Candidate ABCC6 Substrates
Reports by Vanakker and co-workers prompted several laboratories to test one such candidate molecule. The first of two publications described a PXE-like syndrome caused by a deficiency in gamma-glutamyl carboxylase (GGCX) (Vanakker et al., 2007) and a second article reported a deficit in the carboxylation (activation) of Gla proteins, including the calcification inhibitor Matrix Gla Protein (MGP), secondary to reduced vitamin K levels in the circulation of PXE patients (Vanakker et al., 2010). Because the common denominator between both reports is the vitamin K, the speculation that this co-factor could be an ABCC6 substrate was proposed (Borst et al., 2008) and tested in both indirect and direct experiments. The indirect approaches focused on phenotype correction in animal models of PXE, namely the calcification of vibrissae, with diets enriched in phylloquinone (vitamin K1) and menaquinones (vitamin K2). Three independent studies were carried out and all obtained negative results (Brampton et al., 2011; Gorgels et al., 2011; Jiang et al., 2011). These results were later confirmed by the direct observation that ABCC6 failed to effectively transport a glutathione conjugate of vitamin K3, unlike ABCC1 (Fulop et al., 2011). Vitamin K3 is an intermediate generated during the conversion of the dietary vitamin K1 to the most abundant form vitamin K2.
More recently, another candidate molecule was tested on the premise that adenosine has a key role in the etiology of arterial calcification due to deficiency of CD73 (ACDC), a rare condition that has phenotypic similarities with PXE (Markello et al., 2011). The ACDC mineralization primarily affects the large lower limb arteries (femoral, popliteal, and tibial arteries) and cartilage tissues but spares the main arterial vessels of the upper body. ACDC results from mutations in the NT5E gene that encodes the 5′ exonucleotidase CD73. This protein is a glycosyl phosphatidylinositol-anchored plasma membrane protein that generates extracellular adenosine, downstream of ENPP1 as part of the extracellular degradation pathway from ATP to adenosine and inorganic phosphate. The calcification in ACDC patients derives from an increase tissue non-specific alkaline phosphatase (TNAP) expression as a consequence of the lack of adenosine signaling. The partial overlap between the PXE and ACDC phenotypes prompted Markello et al. to suggest that adenosine might be an ABCC6 substrate (Markello et al., 2011). However, the limitations of this theory were quickly apparent as CD73 contributed to calcification only in specific arterial territories without dermal or ocular involvement (Leftheriotis et al., 2011b). Subsequent in vitro testing showed that indeed ABCC6 did not efficiently transport adenosine (Szabo et al., 2011).
The Systematic Search for ABCC6 Substrate(s)
As for systematic approaches, at present three groups of laboratories are reportedly undertaking experiments using animal or human tissue extracts and fluids that potentially contain the ABCC6 substrate(s). Though no publications or public reports has been made thus far, two of these groups have based their technical approaches on the principle described by Krumpochova et al. (2012) which use of a combination of inverted membrane vesicles from Spodoptera frugiperda (Sf9) insect cells overproducing ABCC6 and liquid chromatography/mass spectroscopy-based metabolomics to determine the compounds transported into the vesicles (Personal communications, O. Le Saux, A. Varadi, and P. Borst). The third group of laboratories actively seeking the ABCC6 substrate(s) uses the methodology reported by Van et al. (2008): NMR spectroscopy with animal and/or human urine and serum (Personal communications M. Dean).

Structured page parsing data:

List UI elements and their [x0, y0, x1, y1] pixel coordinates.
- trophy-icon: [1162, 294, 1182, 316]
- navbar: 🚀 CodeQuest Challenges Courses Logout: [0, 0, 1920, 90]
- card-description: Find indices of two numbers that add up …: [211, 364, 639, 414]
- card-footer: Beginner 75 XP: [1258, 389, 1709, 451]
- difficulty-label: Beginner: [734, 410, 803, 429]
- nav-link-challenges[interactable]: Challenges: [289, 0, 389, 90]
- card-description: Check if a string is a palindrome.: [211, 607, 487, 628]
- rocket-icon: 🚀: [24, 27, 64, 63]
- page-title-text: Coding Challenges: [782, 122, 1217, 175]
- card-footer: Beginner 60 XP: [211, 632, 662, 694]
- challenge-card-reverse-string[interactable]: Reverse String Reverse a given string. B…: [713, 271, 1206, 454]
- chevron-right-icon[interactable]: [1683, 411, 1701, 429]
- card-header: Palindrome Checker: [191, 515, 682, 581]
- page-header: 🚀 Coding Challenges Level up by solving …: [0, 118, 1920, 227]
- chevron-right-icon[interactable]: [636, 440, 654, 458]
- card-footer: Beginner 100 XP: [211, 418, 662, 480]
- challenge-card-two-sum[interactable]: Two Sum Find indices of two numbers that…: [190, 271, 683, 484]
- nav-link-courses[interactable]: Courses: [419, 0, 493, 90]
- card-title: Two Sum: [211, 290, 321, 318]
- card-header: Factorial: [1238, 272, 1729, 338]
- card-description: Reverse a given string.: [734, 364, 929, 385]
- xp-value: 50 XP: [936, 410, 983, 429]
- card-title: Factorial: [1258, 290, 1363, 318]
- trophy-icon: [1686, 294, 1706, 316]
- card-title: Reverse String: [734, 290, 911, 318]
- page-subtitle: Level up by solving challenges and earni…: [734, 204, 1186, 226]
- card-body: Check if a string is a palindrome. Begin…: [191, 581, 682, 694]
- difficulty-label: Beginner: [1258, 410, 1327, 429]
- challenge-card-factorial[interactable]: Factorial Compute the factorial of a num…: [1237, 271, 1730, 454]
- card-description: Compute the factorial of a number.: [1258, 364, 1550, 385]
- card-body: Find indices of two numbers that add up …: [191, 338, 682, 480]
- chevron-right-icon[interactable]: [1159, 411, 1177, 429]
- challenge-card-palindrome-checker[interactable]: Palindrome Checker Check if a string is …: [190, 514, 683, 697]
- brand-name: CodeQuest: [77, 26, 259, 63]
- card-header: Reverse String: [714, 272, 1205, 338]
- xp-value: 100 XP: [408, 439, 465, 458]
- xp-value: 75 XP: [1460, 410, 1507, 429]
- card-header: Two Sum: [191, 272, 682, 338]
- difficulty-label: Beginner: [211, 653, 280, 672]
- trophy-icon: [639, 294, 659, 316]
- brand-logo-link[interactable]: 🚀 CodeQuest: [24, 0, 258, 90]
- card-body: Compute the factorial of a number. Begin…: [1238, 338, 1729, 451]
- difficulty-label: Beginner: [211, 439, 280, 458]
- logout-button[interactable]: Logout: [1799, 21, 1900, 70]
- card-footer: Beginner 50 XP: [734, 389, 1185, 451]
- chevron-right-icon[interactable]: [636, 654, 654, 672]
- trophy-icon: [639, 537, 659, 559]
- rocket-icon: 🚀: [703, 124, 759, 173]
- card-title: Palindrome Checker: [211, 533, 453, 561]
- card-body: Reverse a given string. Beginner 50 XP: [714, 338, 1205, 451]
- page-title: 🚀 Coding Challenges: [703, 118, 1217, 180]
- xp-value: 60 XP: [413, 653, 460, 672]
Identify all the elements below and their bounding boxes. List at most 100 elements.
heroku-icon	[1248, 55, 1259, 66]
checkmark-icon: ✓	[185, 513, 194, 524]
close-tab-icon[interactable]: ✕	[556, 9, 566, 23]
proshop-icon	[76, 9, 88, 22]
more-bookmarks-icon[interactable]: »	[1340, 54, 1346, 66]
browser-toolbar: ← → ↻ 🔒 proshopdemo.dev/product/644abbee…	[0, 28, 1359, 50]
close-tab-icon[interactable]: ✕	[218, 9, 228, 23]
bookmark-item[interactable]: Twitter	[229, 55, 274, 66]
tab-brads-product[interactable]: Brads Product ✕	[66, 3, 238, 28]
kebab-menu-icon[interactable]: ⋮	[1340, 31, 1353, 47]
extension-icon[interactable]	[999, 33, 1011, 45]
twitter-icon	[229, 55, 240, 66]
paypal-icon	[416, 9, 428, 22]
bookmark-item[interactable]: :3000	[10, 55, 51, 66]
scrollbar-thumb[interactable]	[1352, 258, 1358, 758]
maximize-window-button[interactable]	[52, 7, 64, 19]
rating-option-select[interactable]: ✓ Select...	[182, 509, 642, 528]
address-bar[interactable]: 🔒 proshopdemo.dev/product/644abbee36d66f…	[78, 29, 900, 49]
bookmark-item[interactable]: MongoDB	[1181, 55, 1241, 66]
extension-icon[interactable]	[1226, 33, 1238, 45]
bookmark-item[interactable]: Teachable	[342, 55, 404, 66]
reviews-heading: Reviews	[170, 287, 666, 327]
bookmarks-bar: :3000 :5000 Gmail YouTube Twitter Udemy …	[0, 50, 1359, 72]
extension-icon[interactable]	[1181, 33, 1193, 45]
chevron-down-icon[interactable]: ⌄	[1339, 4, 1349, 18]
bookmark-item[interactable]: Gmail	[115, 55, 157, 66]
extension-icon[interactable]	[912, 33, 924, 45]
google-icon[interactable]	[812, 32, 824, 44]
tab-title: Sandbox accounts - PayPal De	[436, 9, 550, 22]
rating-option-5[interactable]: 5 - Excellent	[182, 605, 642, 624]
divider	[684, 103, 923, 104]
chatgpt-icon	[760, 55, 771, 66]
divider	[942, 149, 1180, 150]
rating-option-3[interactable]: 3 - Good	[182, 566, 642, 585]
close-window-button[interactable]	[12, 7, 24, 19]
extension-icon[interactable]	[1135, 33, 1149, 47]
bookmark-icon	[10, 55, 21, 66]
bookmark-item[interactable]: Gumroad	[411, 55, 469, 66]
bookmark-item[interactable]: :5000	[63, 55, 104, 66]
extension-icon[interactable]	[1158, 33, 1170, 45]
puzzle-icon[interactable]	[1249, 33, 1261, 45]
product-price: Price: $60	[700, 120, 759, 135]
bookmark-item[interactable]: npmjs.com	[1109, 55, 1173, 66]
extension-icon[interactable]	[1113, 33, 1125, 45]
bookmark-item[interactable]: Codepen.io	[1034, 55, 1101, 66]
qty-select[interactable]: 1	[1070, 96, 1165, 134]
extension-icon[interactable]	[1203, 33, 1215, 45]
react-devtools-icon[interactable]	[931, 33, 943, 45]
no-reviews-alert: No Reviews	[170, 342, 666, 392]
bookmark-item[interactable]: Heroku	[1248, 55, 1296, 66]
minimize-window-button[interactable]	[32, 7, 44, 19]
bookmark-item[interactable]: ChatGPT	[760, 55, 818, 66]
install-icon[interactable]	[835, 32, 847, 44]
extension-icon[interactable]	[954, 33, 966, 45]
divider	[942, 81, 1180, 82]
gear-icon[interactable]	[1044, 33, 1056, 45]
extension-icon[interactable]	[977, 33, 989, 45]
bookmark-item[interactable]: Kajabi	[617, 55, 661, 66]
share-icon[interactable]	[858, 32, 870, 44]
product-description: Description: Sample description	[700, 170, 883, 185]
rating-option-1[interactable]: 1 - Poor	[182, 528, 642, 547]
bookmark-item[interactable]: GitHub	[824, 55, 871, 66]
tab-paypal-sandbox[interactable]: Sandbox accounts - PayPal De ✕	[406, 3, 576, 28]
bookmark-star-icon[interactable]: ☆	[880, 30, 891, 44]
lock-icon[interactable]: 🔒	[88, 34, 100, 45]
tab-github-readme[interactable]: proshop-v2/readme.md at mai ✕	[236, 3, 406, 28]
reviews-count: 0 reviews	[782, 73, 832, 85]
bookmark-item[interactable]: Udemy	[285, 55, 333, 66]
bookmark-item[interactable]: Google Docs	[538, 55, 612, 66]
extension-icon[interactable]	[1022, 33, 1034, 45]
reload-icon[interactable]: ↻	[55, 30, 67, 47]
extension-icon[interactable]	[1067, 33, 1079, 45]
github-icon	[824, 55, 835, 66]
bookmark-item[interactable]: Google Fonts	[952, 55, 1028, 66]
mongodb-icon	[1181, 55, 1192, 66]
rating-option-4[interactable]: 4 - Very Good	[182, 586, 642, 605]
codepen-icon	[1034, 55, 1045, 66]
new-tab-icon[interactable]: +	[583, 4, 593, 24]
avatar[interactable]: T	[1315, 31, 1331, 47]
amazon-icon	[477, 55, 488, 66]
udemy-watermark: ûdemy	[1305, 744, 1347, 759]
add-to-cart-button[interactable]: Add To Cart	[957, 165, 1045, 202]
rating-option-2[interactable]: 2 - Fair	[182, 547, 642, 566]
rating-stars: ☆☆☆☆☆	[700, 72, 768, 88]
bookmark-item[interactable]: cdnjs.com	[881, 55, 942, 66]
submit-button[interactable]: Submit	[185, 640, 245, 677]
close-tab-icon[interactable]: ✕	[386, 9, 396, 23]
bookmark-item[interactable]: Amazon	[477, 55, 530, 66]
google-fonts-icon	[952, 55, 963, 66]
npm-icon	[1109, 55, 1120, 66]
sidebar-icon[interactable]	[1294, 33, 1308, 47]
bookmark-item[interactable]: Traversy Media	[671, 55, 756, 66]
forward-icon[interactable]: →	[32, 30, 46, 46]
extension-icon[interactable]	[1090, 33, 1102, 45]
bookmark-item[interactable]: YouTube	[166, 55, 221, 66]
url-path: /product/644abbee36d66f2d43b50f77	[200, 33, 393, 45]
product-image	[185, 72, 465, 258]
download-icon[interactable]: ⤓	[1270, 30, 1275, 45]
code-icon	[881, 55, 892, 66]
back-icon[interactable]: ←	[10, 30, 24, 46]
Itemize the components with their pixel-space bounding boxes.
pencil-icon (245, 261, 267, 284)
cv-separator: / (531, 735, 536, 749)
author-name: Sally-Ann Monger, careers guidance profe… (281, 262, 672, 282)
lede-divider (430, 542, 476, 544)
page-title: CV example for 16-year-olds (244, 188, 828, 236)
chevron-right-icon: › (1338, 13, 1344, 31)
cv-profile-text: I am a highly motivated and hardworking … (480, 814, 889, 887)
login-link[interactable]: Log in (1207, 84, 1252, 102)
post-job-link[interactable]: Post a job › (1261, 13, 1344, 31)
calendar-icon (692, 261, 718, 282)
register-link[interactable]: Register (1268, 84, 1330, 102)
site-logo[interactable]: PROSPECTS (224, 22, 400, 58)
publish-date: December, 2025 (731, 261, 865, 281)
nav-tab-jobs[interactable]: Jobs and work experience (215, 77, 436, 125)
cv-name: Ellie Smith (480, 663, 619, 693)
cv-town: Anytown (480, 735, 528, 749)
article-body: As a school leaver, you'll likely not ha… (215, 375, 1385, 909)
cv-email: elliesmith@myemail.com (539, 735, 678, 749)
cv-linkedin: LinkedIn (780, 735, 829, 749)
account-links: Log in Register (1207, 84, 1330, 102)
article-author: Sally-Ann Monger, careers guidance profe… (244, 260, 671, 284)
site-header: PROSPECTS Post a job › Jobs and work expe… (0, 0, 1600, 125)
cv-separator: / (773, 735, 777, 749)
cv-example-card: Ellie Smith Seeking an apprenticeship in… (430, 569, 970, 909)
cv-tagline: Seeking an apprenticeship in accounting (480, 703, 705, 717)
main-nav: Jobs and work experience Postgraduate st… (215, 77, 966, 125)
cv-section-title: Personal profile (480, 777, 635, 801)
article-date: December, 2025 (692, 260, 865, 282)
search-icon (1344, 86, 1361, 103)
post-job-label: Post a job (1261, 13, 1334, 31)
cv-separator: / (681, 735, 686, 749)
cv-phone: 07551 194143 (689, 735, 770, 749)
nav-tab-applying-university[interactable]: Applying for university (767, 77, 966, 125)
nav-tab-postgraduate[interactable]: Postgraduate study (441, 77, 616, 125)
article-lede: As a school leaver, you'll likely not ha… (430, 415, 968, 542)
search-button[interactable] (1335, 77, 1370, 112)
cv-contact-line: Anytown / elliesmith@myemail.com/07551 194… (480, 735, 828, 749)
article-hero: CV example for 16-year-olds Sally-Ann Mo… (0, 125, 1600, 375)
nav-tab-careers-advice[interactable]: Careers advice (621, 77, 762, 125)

• Exercise requirements:
A. In the passage on ABCC6 substrates, mutations in which gene cause ACDC?
B. Continue the passage on the search for ABCC6 substrates beyond its last sentence.
The parsing data plays no part here and can be ignored.

• Answers to each task:
A. NT5E, which encodes the 5′ exonucleotidase CD73.

B.
The Tip of the Iceberg
As of today, the sum of current publications only paints a relatively fragmented picture of the pathophysiological role of ABCC6 that seem to favor a signaling/hormone-type of activity for ABCC6 substrate(s) toward a variety of tissues, including but not limited to, the connective tissue. For example, the observations that Fetuin-A, MGP (Hendig et al., 2006, 2008b), vitamin K (Vanakker et al., 2010), osteogenic makers, and oxidative stress (Pasquali-Ronchetti et al., 2006; Garcia-Fernandez et al., 2008; Hendig et al., 2008a) are altered in the circulation of PXE patients points indirectly to unbalanced homeostasis of multiple organs and tissues. More direct evidence have shown the presence of pathological metabolite(s) in the serum of PXE patients and Abcc6−/− mice that promoted elastic fibers structural alterations and ectopic calcification (Le Saux et al., 2006; Jiang et al., 2007). Further, we have also described a significant expansion of the lymphatic vessel network in Abcc6−/− mice (Le Corre et al., 2012) that emphasize the systemic and global nature of the physiological changes that accompany and/or lead to the mineralization phenotype linked to ABCC6 deficiency. This calcification has always been presented as the hallmark of PXE and the major pathological development DCC and GACI, but it might in fact be only the visible tip of the iceberg.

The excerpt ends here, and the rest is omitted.